Among the lines below, how many carry the string "active"? Reply with a number and nothing else.

◆ Supplied records ◆
====
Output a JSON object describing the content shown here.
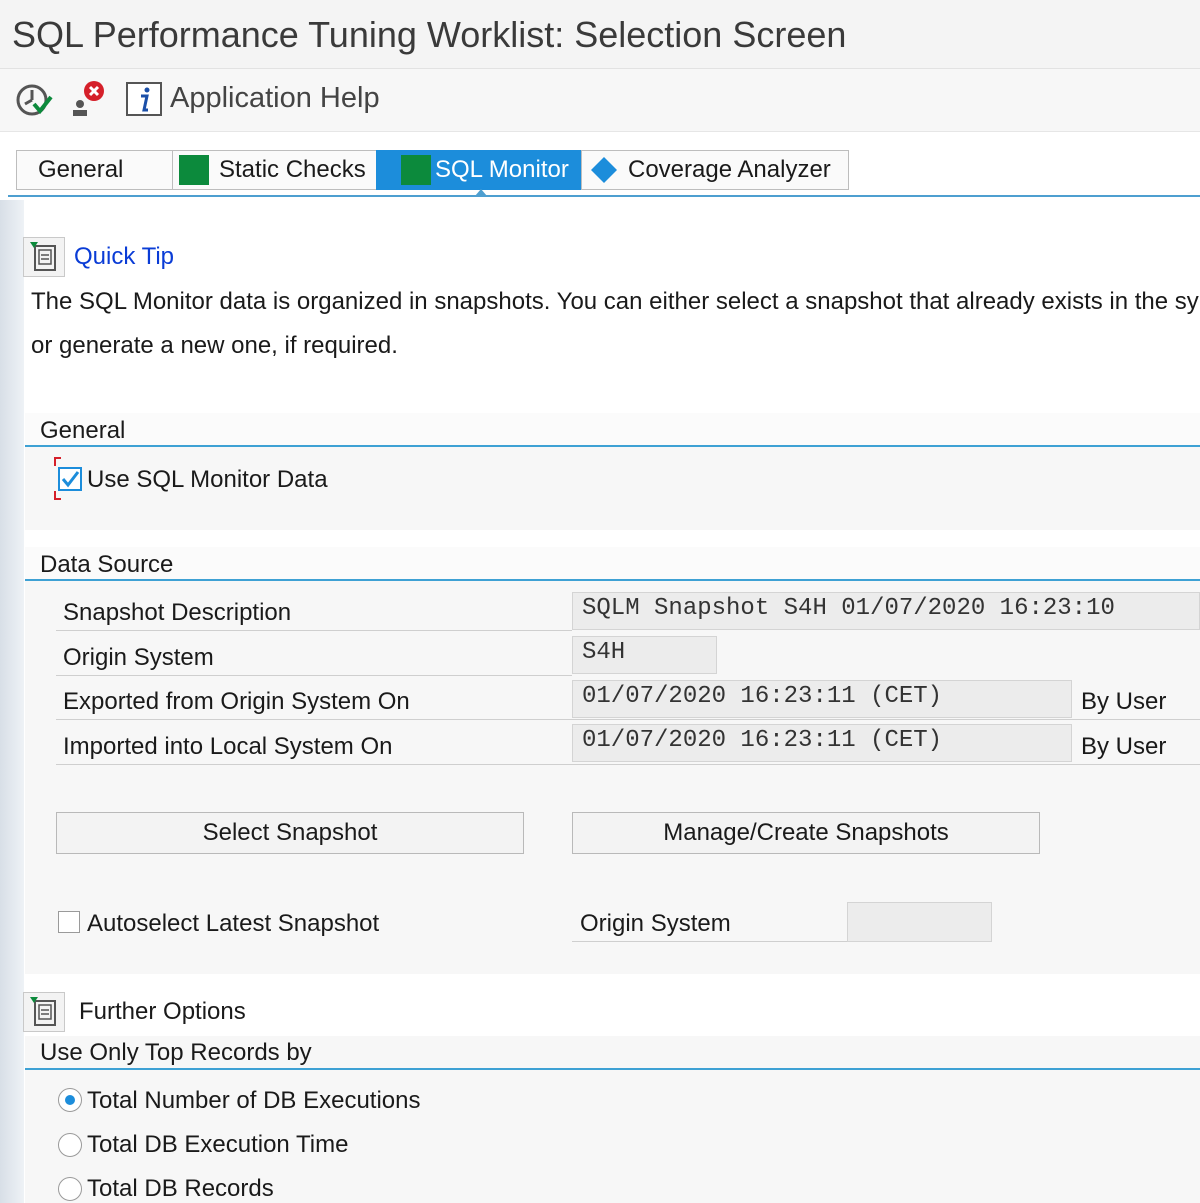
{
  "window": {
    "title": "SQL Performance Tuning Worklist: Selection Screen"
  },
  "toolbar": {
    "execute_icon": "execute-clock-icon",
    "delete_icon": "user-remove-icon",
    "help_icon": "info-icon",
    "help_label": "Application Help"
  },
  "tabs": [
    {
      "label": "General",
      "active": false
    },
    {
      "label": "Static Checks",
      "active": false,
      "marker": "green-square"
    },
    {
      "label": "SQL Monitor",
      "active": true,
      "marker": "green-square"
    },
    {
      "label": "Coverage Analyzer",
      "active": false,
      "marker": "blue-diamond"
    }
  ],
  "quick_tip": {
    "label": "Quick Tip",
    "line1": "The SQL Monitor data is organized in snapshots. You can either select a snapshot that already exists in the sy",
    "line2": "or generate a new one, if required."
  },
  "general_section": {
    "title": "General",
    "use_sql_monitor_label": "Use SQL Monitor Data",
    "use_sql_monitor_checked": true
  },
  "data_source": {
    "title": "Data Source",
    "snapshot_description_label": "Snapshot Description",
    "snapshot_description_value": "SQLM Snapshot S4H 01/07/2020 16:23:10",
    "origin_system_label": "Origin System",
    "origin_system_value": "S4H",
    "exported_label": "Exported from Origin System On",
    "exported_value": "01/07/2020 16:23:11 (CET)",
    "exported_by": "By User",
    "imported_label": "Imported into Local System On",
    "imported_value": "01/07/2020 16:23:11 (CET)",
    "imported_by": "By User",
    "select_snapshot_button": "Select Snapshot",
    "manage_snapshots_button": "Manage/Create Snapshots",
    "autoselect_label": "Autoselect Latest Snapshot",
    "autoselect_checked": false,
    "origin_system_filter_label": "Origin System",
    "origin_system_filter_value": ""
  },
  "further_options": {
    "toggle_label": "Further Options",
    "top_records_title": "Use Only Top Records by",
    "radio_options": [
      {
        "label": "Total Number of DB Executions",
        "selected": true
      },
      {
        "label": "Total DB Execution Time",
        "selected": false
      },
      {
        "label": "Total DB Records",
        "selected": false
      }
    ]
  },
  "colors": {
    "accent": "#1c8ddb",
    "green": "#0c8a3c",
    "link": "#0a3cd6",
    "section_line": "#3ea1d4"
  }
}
====
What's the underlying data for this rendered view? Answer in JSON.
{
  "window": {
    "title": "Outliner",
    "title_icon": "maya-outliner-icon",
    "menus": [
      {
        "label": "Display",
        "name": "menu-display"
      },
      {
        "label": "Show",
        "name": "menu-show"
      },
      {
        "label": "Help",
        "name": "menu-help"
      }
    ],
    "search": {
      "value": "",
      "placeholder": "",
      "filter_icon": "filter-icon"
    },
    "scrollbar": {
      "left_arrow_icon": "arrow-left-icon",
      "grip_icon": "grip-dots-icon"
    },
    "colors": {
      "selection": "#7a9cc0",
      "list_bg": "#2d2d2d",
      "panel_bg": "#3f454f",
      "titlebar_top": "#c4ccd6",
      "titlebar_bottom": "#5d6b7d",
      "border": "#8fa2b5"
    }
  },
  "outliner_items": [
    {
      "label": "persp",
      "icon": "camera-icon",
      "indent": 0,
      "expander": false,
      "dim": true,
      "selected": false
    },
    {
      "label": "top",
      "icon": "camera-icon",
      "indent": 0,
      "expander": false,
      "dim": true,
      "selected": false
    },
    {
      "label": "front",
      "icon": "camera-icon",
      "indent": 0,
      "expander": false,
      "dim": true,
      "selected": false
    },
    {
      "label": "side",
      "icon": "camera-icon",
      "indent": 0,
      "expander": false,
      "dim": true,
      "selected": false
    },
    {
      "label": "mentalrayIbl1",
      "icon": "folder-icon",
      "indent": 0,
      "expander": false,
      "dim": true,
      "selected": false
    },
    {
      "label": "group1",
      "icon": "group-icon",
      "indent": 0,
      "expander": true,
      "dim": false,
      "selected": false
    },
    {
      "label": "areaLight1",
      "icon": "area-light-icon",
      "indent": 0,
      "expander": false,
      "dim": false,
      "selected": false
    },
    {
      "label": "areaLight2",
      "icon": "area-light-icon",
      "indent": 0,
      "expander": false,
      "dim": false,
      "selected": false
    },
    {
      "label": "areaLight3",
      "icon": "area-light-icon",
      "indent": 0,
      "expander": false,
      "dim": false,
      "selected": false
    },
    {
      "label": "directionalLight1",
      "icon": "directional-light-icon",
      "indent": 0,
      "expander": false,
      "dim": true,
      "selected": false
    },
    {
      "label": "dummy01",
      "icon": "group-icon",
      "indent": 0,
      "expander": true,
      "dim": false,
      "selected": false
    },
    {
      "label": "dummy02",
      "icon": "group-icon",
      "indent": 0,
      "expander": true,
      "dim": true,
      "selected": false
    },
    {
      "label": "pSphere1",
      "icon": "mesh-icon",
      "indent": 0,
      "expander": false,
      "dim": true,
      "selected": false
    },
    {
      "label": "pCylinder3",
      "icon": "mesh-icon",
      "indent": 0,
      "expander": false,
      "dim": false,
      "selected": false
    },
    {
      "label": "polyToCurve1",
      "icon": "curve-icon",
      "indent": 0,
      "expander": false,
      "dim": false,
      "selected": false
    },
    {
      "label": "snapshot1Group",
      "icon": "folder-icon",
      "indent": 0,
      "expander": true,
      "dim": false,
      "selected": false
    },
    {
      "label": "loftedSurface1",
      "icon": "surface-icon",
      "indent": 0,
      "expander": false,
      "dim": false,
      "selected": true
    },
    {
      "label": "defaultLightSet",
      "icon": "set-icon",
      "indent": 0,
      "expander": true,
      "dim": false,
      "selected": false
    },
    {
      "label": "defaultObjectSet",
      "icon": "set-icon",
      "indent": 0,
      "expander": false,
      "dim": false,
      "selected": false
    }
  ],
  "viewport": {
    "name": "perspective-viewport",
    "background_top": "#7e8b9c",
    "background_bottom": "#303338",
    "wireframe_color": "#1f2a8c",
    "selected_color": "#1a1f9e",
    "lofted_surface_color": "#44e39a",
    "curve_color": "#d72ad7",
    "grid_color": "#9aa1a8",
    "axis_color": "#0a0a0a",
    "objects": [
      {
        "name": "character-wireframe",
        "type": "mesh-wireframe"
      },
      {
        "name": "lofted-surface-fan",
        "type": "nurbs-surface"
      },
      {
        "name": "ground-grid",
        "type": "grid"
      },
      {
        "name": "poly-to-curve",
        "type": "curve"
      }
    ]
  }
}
====
◆ Solution to the exercise ◆
4